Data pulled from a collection
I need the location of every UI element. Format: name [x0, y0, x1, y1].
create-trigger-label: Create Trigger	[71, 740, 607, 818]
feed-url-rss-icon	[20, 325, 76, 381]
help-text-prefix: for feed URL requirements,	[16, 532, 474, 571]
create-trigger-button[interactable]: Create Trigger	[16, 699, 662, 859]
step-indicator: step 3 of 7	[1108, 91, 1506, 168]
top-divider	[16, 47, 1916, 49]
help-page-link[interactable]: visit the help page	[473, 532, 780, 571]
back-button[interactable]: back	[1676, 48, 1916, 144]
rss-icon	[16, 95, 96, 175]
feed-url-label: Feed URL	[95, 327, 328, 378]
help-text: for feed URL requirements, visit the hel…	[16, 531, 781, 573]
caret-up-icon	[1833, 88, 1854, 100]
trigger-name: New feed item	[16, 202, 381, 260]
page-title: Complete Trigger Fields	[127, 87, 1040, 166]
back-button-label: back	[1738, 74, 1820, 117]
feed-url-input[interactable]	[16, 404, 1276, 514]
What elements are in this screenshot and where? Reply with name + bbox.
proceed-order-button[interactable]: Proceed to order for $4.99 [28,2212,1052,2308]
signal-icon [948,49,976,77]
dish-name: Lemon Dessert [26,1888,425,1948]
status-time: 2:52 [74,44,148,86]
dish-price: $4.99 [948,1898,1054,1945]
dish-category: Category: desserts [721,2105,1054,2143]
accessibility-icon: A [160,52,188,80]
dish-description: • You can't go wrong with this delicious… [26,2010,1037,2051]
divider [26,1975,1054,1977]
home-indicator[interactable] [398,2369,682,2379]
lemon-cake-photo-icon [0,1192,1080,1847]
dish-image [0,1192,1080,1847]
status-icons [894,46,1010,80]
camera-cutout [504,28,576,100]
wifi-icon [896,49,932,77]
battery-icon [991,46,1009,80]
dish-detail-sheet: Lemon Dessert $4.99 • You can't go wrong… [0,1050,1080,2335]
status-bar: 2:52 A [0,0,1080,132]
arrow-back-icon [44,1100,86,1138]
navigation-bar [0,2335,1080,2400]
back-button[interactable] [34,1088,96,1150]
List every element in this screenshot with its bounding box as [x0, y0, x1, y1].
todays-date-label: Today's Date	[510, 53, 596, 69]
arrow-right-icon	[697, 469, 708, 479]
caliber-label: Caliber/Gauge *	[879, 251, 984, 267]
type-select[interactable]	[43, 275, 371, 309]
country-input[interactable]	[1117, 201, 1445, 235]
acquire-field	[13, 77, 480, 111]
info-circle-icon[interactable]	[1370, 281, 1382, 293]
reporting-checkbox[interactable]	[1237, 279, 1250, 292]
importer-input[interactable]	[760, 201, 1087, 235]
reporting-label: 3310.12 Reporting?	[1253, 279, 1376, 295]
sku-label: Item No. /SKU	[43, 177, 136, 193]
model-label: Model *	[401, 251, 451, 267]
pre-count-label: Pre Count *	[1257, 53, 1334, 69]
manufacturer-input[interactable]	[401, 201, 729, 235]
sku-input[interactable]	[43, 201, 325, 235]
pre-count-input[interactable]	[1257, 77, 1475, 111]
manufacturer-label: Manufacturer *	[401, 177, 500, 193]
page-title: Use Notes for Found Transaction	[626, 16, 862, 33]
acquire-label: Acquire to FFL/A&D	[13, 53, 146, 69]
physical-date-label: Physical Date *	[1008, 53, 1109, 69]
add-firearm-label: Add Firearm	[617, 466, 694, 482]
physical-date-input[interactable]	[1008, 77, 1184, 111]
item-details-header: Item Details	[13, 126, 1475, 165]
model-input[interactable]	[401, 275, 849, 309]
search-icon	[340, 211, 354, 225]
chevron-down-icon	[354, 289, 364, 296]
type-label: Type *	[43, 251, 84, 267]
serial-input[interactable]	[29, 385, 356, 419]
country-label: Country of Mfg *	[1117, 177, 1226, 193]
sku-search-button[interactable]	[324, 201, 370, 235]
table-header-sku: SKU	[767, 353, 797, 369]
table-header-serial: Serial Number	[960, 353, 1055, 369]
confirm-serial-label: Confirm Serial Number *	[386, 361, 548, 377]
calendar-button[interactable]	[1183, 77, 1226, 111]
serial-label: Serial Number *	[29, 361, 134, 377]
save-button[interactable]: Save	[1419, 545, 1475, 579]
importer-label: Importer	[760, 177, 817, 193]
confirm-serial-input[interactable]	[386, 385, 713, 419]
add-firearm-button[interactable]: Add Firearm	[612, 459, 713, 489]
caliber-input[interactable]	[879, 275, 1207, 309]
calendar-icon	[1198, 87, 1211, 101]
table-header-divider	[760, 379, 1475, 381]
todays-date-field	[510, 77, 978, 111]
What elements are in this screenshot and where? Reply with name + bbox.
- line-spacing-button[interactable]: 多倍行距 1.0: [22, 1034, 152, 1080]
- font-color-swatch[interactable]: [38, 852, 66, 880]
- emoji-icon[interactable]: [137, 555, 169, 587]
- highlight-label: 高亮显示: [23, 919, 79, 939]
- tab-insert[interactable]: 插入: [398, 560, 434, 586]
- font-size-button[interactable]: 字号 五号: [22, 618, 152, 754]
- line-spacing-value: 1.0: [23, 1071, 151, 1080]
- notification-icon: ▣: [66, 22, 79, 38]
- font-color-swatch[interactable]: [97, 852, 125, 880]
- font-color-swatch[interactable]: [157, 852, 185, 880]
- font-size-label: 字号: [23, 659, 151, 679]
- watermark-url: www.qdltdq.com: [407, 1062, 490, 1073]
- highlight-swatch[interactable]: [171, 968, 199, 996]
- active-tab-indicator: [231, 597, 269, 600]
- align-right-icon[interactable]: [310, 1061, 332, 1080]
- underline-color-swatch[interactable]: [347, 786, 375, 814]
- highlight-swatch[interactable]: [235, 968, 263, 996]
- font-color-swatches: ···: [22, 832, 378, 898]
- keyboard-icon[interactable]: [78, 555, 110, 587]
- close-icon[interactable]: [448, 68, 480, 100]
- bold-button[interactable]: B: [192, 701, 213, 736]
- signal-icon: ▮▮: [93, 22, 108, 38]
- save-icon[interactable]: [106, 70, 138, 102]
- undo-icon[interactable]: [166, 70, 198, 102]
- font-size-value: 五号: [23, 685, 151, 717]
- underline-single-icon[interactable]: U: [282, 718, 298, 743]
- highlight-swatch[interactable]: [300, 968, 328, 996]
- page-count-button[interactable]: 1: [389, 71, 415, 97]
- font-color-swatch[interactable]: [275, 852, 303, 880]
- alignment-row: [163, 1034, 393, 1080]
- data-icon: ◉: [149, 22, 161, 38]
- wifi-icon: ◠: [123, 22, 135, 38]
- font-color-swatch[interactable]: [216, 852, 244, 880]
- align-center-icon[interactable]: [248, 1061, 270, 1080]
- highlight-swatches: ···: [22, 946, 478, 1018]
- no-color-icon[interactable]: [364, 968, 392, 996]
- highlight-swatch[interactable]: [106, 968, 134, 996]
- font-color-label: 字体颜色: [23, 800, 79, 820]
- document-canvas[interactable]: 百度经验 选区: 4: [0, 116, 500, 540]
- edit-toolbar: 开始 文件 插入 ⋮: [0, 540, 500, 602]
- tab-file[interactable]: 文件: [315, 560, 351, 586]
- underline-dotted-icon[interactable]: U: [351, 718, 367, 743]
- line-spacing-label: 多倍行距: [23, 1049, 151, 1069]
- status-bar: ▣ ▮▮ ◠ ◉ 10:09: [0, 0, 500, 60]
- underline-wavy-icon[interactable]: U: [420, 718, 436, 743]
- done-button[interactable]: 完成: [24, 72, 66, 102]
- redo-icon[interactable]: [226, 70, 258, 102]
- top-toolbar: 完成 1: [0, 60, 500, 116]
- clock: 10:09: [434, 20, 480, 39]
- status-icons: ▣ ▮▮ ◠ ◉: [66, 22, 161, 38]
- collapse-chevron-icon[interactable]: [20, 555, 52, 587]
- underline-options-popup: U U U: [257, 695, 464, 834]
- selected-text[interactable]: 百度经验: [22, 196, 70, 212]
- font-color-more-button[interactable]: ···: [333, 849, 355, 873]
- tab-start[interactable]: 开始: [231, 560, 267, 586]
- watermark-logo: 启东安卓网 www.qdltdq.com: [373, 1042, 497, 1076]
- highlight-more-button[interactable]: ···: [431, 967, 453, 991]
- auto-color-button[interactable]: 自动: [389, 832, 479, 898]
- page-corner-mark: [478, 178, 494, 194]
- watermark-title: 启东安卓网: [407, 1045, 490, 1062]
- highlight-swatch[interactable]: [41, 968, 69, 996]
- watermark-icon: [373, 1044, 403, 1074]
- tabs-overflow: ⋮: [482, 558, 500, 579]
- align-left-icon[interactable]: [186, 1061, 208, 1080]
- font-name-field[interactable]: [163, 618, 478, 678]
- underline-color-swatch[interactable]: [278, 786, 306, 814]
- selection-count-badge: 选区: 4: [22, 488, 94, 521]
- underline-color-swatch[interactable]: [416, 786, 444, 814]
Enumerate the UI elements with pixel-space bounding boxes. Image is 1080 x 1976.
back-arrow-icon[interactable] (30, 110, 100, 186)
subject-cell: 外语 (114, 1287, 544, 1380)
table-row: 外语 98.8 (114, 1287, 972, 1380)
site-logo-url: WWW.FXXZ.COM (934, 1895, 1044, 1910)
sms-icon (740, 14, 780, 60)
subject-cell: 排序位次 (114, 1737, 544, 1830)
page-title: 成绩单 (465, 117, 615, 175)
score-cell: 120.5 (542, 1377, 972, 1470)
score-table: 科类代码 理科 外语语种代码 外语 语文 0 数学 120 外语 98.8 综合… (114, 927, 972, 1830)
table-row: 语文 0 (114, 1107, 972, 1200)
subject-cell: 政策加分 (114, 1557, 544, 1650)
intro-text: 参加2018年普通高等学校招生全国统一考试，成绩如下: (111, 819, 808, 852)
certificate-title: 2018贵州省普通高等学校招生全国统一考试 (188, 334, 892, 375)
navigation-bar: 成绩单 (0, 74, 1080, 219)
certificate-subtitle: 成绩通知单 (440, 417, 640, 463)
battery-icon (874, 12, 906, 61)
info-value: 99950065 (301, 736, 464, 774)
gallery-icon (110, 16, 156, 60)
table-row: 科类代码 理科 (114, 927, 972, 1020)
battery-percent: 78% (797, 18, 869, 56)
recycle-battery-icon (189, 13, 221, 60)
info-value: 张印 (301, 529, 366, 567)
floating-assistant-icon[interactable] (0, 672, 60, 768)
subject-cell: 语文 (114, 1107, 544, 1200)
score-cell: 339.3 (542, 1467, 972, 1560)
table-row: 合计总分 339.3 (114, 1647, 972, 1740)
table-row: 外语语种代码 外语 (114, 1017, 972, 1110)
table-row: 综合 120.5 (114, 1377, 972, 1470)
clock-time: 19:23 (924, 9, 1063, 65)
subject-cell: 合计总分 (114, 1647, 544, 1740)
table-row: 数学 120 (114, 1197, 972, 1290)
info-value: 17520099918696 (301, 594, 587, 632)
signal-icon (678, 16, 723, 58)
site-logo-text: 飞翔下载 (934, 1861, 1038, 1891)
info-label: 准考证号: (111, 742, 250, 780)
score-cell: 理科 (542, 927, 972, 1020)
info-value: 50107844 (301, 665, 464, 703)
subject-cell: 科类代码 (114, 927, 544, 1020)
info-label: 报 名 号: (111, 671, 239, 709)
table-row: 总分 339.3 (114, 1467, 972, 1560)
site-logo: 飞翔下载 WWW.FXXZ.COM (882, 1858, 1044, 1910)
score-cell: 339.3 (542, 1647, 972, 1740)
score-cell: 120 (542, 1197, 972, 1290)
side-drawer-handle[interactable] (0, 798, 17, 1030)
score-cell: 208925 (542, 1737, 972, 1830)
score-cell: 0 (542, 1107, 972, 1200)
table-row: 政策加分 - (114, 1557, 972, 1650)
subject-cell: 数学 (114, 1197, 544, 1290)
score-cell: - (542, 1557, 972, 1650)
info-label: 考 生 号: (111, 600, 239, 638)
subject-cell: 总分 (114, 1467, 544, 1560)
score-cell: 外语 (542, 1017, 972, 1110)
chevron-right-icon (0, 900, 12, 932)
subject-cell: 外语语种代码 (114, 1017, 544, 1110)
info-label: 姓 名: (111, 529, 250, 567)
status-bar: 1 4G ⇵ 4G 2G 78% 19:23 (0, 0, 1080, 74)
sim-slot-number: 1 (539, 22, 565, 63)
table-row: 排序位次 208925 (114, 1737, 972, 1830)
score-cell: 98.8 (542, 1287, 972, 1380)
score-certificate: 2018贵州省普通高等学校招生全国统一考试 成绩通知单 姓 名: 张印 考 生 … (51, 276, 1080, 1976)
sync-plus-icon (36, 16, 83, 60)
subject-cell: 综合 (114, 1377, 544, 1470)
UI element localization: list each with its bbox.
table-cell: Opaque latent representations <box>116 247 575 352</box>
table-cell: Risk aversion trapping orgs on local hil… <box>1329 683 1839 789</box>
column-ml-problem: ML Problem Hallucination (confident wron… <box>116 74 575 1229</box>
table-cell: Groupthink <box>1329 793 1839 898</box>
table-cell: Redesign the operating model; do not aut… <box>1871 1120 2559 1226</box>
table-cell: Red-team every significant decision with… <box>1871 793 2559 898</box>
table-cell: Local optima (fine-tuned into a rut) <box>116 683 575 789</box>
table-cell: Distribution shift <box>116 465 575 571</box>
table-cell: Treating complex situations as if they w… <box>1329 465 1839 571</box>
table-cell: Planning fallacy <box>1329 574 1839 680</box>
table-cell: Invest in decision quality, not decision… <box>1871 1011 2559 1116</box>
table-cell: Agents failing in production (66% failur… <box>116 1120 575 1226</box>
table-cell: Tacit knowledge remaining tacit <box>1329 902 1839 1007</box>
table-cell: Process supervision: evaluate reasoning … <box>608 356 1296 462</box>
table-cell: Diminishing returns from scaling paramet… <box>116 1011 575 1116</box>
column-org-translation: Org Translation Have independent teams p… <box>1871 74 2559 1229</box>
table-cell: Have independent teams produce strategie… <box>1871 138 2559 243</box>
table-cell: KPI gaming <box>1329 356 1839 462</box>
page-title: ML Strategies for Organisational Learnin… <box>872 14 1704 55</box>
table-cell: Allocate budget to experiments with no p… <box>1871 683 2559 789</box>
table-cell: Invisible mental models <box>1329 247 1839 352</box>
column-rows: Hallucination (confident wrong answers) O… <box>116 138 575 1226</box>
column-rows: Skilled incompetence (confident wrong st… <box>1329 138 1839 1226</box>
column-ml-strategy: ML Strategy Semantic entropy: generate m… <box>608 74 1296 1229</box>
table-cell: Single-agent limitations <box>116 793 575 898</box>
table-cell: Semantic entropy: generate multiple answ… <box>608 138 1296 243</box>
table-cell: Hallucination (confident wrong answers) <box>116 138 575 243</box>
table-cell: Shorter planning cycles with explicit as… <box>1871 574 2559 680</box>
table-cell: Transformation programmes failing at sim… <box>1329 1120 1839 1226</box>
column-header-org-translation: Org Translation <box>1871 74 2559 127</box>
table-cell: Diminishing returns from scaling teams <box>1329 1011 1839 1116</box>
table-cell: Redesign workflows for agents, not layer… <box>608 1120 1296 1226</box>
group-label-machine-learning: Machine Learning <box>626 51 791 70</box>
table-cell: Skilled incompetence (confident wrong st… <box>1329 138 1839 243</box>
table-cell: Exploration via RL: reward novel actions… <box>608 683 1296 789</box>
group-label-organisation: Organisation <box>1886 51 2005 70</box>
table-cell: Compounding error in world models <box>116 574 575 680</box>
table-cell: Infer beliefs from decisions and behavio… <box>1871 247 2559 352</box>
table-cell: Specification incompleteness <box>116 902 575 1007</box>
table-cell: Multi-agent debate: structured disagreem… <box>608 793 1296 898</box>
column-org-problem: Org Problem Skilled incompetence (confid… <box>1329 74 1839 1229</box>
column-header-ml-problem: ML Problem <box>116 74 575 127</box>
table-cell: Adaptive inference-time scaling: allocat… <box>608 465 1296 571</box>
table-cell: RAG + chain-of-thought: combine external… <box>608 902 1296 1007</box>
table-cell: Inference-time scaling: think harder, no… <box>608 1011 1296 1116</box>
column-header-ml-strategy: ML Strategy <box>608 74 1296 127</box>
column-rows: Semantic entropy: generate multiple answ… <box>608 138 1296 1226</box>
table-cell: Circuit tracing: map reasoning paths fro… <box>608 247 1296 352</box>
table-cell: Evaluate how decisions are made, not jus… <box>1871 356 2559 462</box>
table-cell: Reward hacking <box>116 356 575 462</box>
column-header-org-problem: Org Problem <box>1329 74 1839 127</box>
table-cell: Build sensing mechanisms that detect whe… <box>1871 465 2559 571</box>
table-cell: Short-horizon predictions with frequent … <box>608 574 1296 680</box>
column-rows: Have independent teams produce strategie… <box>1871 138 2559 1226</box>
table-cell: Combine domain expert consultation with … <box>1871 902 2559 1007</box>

:: Given instruction ::
Copy out the rows from the first one through the line containing "47, 1916, 49]", but swap "step 3 of 7" for "step 4 of 7". Keep everything else the same.

:: Exercise answer ::
I need the location of every UI element. Format: name [x0, y0, x1, y1].
create-trigger-label: Create Trigger	[71, 740, 607, 818]
feed-url-rss-icon	[20, 325, 76, 381]
help-text-prefix: for feed URL requirements,	[16, 532, 474, 571]
create-trigger-button[interactable]: Create Trigger	[16, 699, 662, 859]
step-indicator: step 4 of 7	[1108, 91, 1506, 168]
top-divider	[16, 47, 1916, 49]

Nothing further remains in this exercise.